WHAT IS BEING ASKED = All of the material below is to be repeated exactly.

DATASET RECORDS =
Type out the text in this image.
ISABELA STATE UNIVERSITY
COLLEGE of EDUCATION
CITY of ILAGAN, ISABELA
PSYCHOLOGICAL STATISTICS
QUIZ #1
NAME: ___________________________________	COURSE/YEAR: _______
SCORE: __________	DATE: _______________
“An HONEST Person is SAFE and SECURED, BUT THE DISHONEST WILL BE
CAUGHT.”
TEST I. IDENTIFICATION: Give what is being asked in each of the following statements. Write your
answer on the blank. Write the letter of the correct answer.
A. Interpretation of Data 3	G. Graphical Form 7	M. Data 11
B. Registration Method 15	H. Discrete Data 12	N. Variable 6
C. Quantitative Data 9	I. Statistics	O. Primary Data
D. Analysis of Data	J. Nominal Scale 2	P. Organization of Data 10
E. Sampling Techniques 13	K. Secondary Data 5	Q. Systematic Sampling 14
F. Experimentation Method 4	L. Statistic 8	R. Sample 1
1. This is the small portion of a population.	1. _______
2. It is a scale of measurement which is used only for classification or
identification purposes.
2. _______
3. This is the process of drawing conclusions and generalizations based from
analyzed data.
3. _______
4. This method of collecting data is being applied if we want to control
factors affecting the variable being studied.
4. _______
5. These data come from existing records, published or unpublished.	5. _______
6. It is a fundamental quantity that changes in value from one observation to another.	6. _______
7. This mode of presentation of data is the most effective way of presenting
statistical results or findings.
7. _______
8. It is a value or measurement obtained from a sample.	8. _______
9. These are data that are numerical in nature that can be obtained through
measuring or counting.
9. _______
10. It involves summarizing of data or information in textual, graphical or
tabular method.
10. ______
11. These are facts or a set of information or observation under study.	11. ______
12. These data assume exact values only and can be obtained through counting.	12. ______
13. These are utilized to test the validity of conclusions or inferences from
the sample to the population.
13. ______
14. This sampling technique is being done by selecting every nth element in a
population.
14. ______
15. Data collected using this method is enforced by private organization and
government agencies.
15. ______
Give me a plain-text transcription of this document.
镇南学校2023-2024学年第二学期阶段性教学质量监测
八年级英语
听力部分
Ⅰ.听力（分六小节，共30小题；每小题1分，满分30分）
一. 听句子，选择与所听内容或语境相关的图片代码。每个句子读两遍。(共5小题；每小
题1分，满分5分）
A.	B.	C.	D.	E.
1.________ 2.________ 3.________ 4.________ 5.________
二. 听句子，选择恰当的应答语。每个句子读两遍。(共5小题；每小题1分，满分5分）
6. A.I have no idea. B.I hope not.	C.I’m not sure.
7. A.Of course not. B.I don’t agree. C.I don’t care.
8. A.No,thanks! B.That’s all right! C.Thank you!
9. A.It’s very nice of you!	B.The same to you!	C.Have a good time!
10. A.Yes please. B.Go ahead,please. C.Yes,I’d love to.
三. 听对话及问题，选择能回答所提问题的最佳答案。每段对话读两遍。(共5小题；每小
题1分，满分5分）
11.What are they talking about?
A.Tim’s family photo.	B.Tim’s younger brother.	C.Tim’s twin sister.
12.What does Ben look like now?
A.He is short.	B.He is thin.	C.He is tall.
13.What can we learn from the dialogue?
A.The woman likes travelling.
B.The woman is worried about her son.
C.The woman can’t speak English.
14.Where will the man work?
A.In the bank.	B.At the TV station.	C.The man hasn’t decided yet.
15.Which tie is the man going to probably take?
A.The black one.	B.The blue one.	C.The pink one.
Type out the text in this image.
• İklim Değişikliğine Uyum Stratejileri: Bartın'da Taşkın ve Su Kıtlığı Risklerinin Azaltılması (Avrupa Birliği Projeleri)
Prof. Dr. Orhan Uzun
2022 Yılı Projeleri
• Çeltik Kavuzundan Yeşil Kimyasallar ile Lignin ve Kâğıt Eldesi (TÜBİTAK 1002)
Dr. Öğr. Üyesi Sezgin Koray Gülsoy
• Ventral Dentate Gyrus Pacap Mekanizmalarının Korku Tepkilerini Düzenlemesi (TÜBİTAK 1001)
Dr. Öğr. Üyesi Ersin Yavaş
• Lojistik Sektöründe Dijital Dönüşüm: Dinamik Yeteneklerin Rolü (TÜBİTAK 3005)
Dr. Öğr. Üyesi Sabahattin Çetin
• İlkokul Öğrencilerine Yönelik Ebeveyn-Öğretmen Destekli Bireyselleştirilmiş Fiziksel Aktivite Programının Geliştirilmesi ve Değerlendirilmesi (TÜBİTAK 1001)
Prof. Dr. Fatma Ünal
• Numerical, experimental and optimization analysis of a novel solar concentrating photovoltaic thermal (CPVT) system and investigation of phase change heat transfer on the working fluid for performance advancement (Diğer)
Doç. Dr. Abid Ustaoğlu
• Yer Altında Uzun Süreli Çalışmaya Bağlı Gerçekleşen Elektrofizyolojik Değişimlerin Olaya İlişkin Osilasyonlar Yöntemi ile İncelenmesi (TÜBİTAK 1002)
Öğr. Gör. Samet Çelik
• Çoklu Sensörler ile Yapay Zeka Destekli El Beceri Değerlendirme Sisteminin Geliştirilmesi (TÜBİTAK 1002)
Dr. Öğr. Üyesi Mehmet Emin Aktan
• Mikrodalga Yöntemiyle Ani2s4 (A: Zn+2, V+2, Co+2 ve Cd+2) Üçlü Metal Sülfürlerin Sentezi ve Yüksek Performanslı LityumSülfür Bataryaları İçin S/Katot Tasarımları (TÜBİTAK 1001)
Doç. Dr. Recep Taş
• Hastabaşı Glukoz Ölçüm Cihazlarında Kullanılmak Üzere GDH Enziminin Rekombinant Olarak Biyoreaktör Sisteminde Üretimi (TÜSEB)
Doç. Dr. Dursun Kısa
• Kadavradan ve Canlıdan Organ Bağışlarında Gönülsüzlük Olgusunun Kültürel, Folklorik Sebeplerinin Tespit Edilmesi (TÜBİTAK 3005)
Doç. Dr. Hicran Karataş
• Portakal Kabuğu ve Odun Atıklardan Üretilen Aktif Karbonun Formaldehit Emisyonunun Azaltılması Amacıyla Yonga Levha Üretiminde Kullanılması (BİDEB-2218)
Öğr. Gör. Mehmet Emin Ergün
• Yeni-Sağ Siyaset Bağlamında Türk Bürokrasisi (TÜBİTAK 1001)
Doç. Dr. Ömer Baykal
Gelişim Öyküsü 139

CORRECT RESULT =
Type out the text in this image.
ISABELA STATE UNIVERSITY
COLLEGE of EDUCATION
CITY of ILAGAN, ISABELA
PSYCHOLOGICAL STATISTICS
QUIZ #1
NAME: ___________________________________	COURSE/YEAR: _______
SCORE: __________	DATE: _______________
“An HONEST Person is SAFE and SECURED, BUT THE DISHONEST WILL BE
CAUGHT.”
TEST I. IDENTIFICATION: Give what is being asked in each of the following statements. Write your
answer on the blank. Write the letter of the correct answer.
A. Interpretation of Data 3	G. Graphical Form 7	M. Data 11
B. Registration Method 15	H. Discrete Data 12	N. Variable 6
C. Quantitative Data 9	I. Statistics	O. Primary Data
D. Analysis of Data	J. Nominal Scale 2	P. Organization of Data 10
E. Sampling Techniques 13	K. Secondary Data 5	Q. Systematic Sampling 14
F. Experimentation Method 4	L. Statistic 8	R. Sample 1
1. This is the small portion of a population.	1. _______
2. It is a scale of measurement which is used only for classification or
identification purposes.
2. _______
3. This is the process of drawing conclusions and generalizations based from
analyzed data.
3. _______
4. This method of collecting data is being applied if we want to control
factors affecting the variable being studied.
4. _______
5. These data come from existing records, published or unpublished.	5. _______
6. It is a fundamental quantity that changes in value from one observation to another.	6. _______
7. This mode of presentation of data is the most effective way of presenting
statistical results or findings.
7. _______
8. It is a value or measurement obtained from a sample.	8. _______
9. These are data that are numerical in nature that can be obtained through
measuring or counting.
9. _______
10. It involves summarizing of data or information in textual, graphical or
tabular method.
10. ______
11. These are facts or a set of information or observation under study.	11. ______
12. These data assume exact values only and can be obtained through counting.	12. ______
13. These are utilized to test the validity of conclusions or inferences from
the sample to the population.
13. ______
14. This sampling technique is being done by selecting every nth element in a
population.
14. ______
15. Data collected using this method is enforced by private organization and
government agencies.
15. ______
Give me a plain-text transcription of this document.
镇南学校2023-2024学年第二学期阶段性教学质量监测
八年级英语
听力部分
Ⅰ.听力（分六小节，共30小题；每小题1分，满分30分）
一. 听句子，选择与所听内容或语境相关的图片代码。每个句子读两遍。(共5小题；每小
题1分，满分5分）
A.	B.	C.	D.	E.
1.________ 2.________ 3.________ 4.________ 5.________
二. 听句子，选择恰当的应答语。每个句子读两遍。(共5小题；每小题1分，满分5分）
6. A.I have no idea. B.I hope not.	C.I’m not sure.
7. A.Of course not. B.I don’t agree. C.I don’t care.
8. A.No,thanks! B.That’s all right! C.Thank you!
9. A.It’s very nice of you!	B.The same to you!	C.Have a good time!
10. A.Yes please. B.Go ahead,please. C.Yes,I’d love to.
三. 听对话及问题，选择能回答所提问题的最佳答案。每段对话读两遍。(共5小题；每小
题1分，满分5分）
11.What are they talking about?
A.Tim’s family photo.	B.Tim’s younger brother.	C.Tim’s twin sister.
12.What does Ben look like now?
A.He is short.	B.He is thin.	C.He is tall.
13.What can we learn from the dialogue?
A.The woman likes travelling.
B.The woman is worried about her son.
C.The woman can’t speak English.
14.Where will the man work?
A.In the bank.	B.At the TV station.	C.The man hasn’t decided yet.
15.Which tie is the man going to probably take?
A.The black one.	B.The blue one.	C.The pink one.
Type out the text in this image.
• İklim Değişikliğine Uyum Stratejileri: Bartın'da Taşkın ve Su Kıtlığı Risklerinin Azaltılması (Avrupa Birliği Projeleri)
Prof. Dr. Orhan Uzun
2022 Yılı Projeleri
• Çeltik Kavuzundan Yeşil Kimyasallar ile Lignin ve Kâğıt Eldesi (TÜBİTAK 1002)
Dr. Öğr. Üyesi Sezgin Koray Gülsoy
• Ventral Dentate Gyrus Pacap Mekanizmalarının Korku Tepkilerini Düzenlemesi (TÜBİTAK 1001)
Dr. Öğr. Üyesi Ersin Yavaş
• Lojistik Sektöründe Dijital Dönüşüm: Dinamik Yeteneklerin Rolü (TÜBİTAK 3005)
Dr. Öğr. Üyesi Sabahattin Çetin
• İlkokul Öğrencilerine Yönelik Ebeveyn-Öğretmen Destekli Bireyselleştirilmiş Fiziksel Aktivite Programının Geliştirilmesi ve Değerlendirilmesi (TÜBİTAK 1001)
Prof. Dr. Fatma Ünal
• Numerical, experimental and optimization analysis of a novel solar concentrating photovoltaic thermal (CPVT) system and investigation of phase change heat transfer on the working fluid for performance advancement (Diğer)
Doç. Dr. Abid Ustaoğlu
• Yer Altında Uzun Süreli Çalışmaya Bağlı Gerçekleşen Elektrofizyolojik Değişimlerin Olaya İlişkin Osilasyonlar Yöntemi ile İncelenmesi (TÜBİTAK 1002)
Öğr. Gör. Samet Çelik
• Çoklu Sensörler ile Yapay Zeka Destekli El Beceri Değerlendirme Sisteminin Geliştirilmesi (TÜBİTAK 1002)
Dr. Öğr. Üyesi Mehmet Emin Aktan
• Mikrodalga Yöntemiyle Ani2s4 (A: Zn+2, V+2, Co+2 ve Cd+2) Üçlü Metal Sülfürlerin Sentezi ve Yüksek Performanslı LityumSülfür Bataryaları İçin S/Katot Tasarımları (TÜBİTAK 1001)
Doç. Dr. Recep Taş
• Hastabaşı Glukoz Ölçüm Cihazlarında Kullanılmak Üzere GDH Enziminin Rekombinant Olarak Biyoreaktör Sisteminde Üretimi (TÜSEB)
Doç. Dr. Dursun Kısa
• Kadavradan ve Canlıdan Organ Bağışlarında Gönülsüzlük Olgusunun Kültürel, Folklorik Sebeplerinin Tespit Edilmesi (TÜBİTAK 3005)
Doç. Dr. Hicran Karataş
• Portakal Kabuğu ve Odun Atıklardan Üretilen Aktif Karbonun Formaldehit Emisyonunun Azaltılması Amacıyla Yonga Levha Üretiminde Kullanılması (BİDEB-2218)
Öğr. Gör. Mehmet Emin Ergün
• Yeni-Sağ Siyaset Bağlamında Türk Bürokrasisi (TÜBİTAK 1001)
Doç. Dr. Ömer Baykal
Gelişim Öyküsü 139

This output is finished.